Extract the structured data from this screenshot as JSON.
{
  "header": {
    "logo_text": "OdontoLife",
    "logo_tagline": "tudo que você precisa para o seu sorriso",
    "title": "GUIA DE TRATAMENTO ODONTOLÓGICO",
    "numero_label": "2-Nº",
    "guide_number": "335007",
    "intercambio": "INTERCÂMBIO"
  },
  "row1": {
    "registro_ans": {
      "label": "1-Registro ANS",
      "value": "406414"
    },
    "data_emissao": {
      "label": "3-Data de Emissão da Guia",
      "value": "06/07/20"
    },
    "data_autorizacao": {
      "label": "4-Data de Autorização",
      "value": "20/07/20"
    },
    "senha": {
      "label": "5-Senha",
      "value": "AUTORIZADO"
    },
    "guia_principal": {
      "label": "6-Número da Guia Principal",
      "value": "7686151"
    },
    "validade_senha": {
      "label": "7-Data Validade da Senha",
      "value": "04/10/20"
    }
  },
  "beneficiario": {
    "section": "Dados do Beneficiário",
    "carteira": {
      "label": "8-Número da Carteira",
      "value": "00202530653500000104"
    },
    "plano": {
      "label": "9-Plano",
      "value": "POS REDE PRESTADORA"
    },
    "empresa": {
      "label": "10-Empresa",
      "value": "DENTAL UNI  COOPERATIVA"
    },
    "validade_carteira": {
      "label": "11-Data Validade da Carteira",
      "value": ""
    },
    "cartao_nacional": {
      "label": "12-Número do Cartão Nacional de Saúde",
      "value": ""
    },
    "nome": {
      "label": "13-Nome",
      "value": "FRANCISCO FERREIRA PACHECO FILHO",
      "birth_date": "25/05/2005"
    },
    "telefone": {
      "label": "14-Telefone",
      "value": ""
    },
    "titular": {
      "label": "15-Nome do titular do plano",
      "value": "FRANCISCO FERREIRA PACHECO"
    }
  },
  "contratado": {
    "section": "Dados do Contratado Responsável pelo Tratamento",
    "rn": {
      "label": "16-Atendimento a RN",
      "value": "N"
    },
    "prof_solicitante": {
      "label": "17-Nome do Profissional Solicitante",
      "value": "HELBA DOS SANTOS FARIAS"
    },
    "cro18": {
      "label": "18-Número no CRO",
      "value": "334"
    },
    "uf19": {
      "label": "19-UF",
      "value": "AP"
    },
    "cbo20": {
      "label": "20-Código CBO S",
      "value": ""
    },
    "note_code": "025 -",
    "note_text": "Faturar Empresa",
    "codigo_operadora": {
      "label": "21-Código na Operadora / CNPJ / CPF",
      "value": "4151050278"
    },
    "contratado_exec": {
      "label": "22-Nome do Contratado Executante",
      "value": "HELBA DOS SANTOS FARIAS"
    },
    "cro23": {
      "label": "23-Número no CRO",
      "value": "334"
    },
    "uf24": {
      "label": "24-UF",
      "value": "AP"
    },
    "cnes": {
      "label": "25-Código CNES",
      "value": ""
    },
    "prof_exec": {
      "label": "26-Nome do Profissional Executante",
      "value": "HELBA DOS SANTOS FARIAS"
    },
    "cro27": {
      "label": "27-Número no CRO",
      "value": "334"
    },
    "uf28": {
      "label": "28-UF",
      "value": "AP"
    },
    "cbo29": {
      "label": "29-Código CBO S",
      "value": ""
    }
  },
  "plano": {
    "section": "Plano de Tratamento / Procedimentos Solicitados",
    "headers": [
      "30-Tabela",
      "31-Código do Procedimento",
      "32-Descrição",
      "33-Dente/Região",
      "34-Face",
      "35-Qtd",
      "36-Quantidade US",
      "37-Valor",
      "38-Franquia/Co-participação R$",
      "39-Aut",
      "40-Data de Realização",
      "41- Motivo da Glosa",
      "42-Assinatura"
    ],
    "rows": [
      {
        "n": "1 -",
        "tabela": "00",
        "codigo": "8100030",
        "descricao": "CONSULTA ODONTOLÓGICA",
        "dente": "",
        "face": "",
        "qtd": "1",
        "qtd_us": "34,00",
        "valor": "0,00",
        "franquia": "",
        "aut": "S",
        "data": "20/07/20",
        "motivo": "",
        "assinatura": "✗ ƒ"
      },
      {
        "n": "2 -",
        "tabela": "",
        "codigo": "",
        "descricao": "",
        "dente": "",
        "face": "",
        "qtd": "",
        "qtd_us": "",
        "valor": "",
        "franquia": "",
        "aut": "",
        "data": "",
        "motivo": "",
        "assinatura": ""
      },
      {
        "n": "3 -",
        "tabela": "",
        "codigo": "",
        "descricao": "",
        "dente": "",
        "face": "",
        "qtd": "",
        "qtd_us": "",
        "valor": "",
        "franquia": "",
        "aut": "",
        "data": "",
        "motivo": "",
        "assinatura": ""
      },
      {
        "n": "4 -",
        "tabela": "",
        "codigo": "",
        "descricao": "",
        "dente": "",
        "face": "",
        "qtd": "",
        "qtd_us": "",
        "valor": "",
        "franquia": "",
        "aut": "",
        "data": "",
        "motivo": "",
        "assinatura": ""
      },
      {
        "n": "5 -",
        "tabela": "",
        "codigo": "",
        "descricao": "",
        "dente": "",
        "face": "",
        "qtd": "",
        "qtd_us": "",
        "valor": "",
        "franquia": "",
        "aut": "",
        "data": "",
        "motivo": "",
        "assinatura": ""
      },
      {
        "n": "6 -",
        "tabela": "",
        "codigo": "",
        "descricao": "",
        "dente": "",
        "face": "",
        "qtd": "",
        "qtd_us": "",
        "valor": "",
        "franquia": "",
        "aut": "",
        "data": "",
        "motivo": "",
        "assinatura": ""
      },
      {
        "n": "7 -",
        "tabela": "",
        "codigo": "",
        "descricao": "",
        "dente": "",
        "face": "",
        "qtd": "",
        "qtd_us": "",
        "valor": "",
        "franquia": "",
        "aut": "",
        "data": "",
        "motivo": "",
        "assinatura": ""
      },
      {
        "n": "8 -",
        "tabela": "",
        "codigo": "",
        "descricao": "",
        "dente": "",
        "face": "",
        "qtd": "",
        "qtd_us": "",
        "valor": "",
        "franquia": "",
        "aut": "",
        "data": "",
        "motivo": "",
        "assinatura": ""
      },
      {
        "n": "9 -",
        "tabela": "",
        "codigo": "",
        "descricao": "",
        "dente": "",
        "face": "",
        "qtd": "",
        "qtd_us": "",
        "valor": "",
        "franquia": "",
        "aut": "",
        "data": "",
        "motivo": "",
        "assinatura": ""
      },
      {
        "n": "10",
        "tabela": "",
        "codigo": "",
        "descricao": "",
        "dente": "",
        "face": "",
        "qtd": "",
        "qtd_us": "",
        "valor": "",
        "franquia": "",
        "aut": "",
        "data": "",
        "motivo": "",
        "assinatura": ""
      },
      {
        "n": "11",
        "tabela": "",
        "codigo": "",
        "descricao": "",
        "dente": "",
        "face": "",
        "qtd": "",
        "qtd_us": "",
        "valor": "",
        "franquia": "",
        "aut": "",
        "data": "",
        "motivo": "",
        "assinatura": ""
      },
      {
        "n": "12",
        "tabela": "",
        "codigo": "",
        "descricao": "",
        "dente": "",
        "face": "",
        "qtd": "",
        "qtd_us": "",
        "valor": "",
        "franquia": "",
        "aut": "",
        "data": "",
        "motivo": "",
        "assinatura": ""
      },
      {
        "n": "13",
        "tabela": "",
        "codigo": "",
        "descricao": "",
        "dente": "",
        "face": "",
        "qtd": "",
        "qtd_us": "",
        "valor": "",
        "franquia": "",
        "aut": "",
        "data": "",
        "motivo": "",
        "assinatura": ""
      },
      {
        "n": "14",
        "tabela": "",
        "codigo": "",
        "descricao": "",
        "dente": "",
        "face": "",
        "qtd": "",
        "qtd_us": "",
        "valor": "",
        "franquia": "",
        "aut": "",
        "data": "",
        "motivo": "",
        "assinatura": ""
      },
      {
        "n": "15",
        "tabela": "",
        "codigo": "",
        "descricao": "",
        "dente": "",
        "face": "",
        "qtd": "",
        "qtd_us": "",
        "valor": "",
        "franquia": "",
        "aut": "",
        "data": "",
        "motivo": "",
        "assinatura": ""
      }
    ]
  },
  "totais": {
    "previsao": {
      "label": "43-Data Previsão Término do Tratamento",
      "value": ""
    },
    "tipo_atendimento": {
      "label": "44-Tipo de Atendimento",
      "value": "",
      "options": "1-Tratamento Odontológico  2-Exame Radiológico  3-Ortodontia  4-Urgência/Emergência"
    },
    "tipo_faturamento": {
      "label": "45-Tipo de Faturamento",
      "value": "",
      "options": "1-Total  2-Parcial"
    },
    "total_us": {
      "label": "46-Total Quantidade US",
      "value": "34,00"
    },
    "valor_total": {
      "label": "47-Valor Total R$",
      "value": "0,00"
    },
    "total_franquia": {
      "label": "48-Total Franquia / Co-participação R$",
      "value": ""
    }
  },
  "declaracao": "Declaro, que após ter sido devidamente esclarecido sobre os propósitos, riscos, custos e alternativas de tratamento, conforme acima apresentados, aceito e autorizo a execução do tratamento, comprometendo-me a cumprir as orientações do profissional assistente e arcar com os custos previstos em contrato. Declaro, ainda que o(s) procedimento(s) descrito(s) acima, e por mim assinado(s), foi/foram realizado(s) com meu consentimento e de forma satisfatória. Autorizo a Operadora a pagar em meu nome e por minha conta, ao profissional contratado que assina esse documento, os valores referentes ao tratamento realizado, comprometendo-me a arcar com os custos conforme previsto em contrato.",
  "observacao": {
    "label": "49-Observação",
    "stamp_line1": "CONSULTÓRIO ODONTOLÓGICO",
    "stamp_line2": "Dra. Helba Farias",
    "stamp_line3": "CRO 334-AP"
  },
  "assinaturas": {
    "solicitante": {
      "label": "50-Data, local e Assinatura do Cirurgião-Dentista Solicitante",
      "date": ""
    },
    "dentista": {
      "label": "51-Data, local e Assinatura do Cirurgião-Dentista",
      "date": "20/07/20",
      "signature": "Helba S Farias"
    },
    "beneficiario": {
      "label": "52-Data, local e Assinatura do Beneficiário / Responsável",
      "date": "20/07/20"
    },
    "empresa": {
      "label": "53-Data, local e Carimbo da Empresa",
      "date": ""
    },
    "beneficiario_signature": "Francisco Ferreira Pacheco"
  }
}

════════════════════

Work to do »
Answer with one number: how many lines of the entries above include the word "participação".

Reply to the exercise »
2